STATED EXERCISE:
Scan the listing and work out how many lines contain the word "chainmail". Nothing but the number should be given.

STORED DATA:
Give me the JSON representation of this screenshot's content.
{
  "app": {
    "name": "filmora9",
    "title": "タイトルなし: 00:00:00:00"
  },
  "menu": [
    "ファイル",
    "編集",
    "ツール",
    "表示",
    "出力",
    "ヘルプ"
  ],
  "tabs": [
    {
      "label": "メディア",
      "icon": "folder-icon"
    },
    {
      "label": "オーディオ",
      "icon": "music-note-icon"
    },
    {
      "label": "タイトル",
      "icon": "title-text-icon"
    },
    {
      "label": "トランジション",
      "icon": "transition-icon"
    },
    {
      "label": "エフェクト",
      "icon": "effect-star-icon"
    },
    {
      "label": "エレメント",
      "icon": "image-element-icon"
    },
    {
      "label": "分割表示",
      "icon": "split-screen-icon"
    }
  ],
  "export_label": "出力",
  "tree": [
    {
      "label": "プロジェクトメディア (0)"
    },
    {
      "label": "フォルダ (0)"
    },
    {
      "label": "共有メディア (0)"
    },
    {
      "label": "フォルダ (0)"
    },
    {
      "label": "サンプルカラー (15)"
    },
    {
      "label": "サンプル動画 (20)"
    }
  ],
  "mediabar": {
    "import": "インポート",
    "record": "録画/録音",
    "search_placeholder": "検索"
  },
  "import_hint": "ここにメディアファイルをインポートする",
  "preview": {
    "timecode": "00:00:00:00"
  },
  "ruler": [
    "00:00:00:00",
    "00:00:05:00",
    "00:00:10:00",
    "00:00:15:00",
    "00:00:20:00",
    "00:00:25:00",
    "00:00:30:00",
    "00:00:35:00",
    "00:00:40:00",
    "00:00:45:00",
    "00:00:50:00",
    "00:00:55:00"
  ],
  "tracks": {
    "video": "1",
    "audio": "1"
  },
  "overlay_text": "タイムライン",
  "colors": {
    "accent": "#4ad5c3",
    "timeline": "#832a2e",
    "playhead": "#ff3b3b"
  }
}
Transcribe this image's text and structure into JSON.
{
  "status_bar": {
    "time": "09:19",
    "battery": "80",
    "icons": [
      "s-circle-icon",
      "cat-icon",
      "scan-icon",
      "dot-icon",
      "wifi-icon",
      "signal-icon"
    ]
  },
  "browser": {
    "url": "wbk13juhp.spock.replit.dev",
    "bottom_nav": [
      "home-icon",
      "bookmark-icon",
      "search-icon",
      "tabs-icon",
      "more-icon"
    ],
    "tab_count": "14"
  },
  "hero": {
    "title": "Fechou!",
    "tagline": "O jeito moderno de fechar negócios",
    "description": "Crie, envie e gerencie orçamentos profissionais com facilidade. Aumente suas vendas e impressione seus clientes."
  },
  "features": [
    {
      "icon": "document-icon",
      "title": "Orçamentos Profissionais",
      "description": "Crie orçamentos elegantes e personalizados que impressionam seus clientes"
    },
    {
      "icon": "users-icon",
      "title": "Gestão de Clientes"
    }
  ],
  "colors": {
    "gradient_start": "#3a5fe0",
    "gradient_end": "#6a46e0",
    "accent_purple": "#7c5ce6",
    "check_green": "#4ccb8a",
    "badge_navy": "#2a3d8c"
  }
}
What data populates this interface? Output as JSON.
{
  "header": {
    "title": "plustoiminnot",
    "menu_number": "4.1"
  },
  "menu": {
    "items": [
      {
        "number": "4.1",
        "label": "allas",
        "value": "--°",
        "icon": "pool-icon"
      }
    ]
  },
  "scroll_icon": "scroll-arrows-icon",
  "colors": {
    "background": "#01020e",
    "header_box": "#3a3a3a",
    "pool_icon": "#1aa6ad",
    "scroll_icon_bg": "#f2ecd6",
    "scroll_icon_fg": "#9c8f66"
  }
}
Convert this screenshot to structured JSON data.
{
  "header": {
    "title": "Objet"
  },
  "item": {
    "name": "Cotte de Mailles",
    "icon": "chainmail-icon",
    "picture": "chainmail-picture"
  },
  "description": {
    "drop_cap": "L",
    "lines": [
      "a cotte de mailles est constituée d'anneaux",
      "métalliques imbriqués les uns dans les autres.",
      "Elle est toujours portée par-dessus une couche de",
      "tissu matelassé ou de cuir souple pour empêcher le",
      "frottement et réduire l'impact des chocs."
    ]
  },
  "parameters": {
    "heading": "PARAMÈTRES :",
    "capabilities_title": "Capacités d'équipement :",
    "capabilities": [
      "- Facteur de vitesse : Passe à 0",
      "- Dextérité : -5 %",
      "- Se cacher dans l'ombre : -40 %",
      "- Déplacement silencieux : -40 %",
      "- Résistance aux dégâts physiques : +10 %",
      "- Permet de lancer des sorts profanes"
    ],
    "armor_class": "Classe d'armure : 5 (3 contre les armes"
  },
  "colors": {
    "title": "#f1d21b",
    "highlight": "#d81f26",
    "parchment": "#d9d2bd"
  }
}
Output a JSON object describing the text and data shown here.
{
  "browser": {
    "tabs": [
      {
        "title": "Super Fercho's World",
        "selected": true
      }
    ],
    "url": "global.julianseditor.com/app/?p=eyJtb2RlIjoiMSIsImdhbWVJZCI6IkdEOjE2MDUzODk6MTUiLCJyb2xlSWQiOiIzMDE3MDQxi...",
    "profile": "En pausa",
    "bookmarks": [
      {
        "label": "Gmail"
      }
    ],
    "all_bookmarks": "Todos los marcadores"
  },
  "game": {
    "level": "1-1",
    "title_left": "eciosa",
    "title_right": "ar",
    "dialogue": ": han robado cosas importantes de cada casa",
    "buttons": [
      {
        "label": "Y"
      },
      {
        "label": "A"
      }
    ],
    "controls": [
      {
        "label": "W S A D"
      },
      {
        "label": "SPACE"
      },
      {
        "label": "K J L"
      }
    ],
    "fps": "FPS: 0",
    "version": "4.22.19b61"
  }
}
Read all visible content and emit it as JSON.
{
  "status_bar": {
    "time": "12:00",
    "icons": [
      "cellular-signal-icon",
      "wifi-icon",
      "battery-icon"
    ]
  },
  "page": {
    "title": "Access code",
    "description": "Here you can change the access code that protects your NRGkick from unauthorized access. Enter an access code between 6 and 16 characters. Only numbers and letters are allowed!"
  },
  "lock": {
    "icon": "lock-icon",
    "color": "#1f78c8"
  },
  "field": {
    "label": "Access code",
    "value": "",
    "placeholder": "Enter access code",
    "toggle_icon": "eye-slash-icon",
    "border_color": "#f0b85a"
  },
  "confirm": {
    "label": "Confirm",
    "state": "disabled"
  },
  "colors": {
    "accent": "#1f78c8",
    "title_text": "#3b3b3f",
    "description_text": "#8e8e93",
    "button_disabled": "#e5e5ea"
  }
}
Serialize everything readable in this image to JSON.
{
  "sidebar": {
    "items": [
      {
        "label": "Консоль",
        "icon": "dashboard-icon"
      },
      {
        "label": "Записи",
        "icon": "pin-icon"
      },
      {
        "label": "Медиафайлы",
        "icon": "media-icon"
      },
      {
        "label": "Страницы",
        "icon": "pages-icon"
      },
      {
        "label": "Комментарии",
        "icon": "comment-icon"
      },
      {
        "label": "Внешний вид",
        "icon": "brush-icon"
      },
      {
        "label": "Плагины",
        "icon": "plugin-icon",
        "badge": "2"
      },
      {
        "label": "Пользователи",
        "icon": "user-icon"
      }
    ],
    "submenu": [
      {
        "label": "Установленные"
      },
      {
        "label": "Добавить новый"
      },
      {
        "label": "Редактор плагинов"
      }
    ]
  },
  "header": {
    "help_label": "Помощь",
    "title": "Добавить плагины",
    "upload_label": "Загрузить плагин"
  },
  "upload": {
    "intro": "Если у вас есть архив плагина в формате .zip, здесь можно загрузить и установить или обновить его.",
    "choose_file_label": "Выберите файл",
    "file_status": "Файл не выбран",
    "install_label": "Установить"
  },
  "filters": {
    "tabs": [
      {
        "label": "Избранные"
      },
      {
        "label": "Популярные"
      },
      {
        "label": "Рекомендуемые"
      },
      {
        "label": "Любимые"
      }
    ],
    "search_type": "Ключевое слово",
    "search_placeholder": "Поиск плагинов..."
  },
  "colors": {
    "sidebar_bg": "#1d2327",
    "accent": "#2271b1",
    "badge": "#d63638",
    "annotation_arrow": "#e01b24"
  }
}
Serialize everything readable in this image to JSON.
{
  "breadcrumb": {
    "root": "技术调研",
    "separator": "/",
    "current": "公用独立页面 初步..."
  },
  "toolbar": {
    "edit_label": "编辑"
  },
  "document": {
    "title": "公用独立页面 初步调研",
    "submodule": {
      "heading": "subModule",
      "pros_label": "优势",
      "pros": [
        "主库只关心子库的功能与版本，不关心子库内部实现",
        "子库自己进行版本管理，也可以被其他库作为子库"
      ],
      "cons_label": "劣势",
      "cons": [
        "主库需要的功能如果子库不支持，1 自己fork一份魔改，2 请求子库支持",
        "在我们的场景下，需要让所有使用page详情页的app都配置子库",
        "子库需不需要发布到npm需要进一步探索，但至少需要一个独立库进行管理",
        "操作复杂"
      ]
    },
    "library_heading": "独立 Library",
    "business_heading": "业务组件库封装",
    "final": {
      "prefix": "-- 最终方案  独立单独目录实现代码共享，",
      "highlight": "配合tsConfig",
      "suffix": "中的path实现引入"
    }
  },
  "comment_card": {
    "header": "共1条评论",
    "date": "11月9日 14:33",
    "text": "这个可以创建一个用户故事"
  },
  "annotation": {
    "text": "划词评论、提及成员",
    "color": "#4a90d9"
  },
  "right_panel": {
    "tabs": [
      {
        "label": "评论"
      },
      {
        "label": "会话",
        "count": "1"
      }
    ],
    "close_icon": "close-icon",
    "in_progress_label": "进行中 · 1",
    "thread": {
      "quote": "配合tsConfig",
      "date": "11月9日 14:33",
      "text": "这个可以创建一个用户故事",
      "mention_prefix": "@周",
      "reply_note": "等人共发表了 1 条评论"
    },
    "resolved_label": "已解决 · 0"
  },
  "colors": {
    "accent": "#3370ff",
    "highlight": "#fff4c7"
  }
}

CORRECT RESPONSE:
2